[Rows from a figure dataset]
================

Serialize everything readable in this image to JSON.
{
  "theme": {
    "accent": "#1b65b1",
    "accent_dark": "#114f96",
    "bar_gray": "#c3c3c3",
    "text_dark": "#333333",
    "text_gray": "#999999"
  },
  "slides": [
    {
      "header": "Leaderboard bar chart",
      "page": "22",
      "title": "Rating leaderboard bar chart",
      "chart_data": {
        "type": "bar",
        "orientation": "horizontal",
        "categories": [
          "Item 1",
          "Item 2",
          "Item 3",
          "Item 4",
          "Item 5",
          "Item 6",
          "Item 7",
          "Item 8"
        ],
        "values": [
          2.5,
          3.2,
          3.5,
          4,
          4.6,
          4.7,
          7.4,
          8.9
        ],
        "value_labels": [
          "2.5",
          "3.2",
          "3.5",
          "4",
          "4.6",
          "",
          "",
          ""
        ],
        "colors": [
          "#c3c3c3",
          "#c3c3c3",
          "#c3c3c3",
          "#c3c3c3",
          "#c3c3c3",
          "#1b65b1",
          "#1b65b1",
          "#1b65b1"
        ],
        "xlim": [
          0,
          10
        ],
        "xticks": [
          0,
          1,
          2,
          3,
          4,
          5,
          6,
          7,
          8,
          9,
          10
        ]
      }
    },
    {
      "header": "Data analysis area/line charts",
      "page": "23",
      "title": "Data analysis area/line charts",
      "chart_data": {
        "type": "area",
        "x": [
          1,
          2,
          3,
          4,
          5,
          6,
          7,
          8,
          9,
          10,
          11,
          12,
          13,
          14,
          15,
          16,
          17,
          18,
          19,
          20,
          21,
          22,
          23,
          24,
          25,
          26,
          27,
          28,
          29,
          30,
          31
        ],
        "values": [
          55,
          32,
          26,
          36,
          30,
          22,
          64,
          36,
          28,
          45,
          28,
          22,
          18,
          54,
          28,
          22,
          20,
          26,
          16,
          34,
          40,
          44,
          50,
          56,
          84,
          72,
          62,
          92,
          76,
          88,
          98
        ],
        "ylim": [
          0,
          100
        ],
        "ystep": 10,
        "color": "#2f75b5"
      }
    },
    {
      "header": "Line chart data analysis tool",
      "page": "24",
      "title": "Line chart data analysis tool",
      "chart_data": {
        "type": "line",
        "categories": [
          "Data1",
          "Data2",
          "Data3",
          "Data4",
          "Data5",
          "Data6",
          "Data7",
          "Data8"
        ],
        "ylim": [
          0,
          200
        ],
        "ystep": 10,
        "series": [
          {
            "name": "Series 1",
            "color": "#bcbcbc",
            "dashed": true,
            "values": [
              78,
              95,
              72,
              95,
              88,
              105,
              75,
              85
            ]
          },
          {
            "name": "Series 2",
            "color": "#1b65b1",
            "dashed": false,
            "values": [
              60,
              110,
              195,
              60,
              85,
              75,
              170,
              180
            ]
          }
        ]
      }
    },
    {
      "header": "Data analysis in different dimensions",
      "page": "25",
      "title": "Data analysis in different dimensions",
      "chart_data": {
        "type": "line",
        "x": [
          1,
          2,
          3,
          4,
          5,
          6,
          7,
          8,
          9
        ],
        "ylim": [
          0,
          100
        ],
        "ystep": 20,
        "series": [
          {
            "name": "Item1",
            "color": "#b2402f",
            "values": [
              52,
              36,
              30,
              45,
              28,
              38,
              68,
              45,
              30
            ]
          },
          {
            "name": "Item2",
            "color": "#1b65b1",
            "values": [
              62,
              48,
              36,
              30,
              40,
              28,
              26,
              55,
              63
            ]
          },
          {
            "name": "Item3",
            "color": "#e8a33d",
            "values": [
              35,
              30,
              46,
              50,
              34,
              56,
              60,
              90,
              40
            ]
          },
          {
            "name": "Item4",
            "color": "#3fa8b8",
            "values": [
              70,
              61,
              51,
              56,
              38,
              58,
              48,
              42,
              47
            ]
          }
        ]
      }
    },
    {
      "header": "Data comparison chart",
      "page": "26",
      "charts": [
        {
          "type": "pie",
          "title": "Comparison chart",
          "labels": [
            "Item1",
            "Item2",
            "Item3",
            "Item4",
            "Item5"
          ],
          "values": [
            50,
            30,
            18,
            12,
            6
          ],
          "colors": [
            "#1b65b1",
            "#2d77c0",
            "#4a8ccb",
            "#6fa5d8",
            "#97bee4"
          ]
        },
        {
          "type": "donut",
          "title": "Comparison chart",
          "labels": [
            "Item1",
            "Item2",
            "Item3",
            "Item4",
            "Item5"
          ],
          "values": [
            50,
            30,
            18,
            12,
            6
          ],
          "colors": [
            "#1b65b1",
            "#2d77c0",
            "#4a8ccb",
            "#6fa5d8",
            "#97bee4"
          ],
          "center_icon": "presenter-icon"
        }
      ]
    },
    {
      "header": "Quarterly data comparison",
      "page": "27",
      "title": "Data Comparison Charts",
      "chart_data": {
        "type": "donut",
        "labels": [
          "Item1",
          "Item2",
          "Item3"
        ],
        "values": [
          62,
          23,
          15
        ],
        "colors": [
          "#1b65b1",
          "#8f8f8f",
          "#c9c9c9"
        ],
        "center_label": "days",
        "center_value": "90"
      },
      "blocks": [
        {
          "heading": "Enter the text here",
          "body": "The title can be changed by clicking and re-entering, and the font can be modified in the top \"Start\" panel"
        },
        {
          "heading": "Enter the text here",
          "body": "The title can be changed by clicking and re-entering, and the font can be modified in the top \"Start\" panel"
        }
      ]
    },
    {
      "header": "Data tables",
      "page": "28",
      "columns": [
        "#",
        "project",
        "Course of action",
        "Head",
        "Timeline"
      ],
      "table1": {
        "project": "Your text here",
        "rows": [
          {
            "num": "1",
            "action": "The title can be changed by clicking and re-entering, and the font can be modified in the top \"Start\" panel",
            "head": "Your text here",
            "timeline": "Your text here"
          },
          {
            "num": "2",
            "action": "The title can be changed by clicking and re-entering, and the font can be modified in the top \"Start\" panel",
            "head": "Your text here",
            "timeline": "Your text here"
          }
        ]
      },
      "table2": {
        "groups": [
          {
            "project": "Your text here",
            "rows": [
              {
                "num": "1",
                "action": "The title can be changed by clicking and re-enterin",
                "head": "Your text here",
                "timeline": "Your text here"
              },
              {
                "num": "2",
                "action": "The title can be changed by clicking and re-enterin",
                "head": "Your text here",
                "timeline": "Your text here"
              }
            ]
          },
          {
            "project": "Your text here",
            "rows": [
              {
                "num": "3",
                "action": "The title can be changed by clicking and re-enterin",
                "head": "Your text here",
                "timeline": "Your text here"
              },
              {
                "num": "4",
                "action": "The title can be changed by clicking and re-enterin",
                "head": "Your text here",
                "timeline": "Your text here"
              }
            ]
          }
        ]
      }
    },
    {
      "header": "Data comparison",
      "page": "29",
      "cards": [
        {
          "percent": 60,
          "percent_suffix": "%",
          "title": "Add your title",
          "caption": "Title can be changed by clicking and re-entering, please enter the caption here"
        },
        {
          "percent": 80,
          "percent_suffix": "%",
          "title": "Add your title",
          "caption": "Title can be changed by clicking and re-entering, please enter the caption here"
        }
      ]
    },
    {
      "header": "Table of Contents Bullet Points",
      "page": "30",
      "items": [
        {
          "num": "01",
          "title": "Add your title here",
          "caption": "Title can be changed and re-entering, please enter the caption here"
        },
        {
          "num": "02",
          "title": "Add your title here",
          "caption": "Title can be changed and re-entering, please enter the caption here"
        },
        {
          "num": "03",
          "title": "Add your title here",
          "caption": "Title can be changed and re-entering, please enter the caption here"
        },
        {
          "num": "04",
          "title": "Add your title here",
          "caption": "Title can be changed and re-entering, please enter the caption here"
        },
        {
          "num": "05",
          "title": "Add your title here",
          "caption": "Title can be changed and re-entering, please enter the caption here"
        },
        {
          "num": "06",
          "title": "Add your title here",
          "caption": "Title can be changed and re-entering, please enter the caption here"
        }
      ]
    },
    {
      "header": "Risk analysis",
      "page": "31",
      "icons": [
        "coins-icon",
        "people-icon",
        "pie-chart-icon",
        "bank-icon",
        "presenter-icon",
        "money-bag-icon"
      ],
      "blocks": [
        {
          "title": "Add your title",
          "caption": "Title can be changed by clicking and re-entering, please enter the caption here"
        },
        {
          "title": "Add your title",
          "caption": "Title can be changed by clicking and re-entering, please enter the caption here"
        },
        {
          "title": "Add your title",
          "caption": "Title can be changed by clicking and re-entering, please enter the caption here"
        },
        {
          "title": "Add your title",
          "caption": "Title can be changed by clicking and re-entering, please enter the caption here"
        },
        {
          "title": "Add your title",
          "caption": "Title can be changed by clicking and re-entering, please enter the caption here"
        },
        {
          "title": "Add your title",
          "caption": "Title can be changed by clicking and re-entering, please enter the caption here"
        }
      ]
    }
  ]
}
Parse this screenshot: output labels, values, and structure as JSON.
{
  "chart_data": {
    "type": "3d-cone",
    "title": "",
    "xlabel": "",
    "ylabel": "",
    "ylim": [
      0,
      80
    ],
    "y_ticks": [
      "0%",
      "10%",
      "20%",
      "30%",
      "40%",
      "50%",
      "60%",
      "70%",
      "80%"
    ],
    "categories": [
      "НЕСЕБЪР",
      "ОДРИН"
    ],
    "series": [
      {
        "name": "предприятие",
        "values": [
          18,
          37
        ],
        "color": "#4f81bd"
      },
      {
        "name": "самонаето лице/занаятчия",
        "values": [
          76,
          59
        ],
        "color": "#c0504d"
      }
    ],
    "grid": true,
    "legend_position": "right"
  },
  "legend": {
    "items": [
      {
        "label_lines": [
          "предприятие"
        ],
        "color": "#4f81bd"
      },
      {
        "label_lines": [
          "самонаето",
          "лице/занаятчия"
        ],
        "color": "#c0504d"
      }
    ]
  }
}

================

TASK PROMPT:
Beginning at the line that holds "Parse this screenshot: output", reproduce each line of the records above down to and including the last one.

THE OUTPUT:
Parse this screenshot: output labels, values, and structure as JSON.
{
  "chart_data": {
    "type": "3d-cone",
    "title": "",
    "xlabel": "",
    "ylabel": "",
    "ylim": [
      0,
      80
    ],
    "y_ticks": [
      "0%",
      "10%",
      "20%",
      "30%",
      "40%",
      "50%",
      "60%",
      "70%",
      "80%"
    ],
    "categories": [
      "НЕСЕБЪР",
      "ОДРИН"
    ],
    "series": [
      {
        "name": "предприятие",
        "values": [
          18,
          37
        ],
        "color": "#4f81bd"
      },
      {
        "name": "самонаето лице/занаятчия",
        "values": [
          76,
          59
        ],
        "color": "#c0504d"
      }
    ],
    "grid": true,
    "legend_position": "right"
  },
  "legend": {
    "items": [
      {
        "label_lines": [
          "предприятие"
        ],
        "color": "#4f81bd"
      },
      {
        "label_lines": [
          "самонаето",
          "лице/занаятчия"
        ],
        "color": "#c0504d"
      }
    ]
  }
}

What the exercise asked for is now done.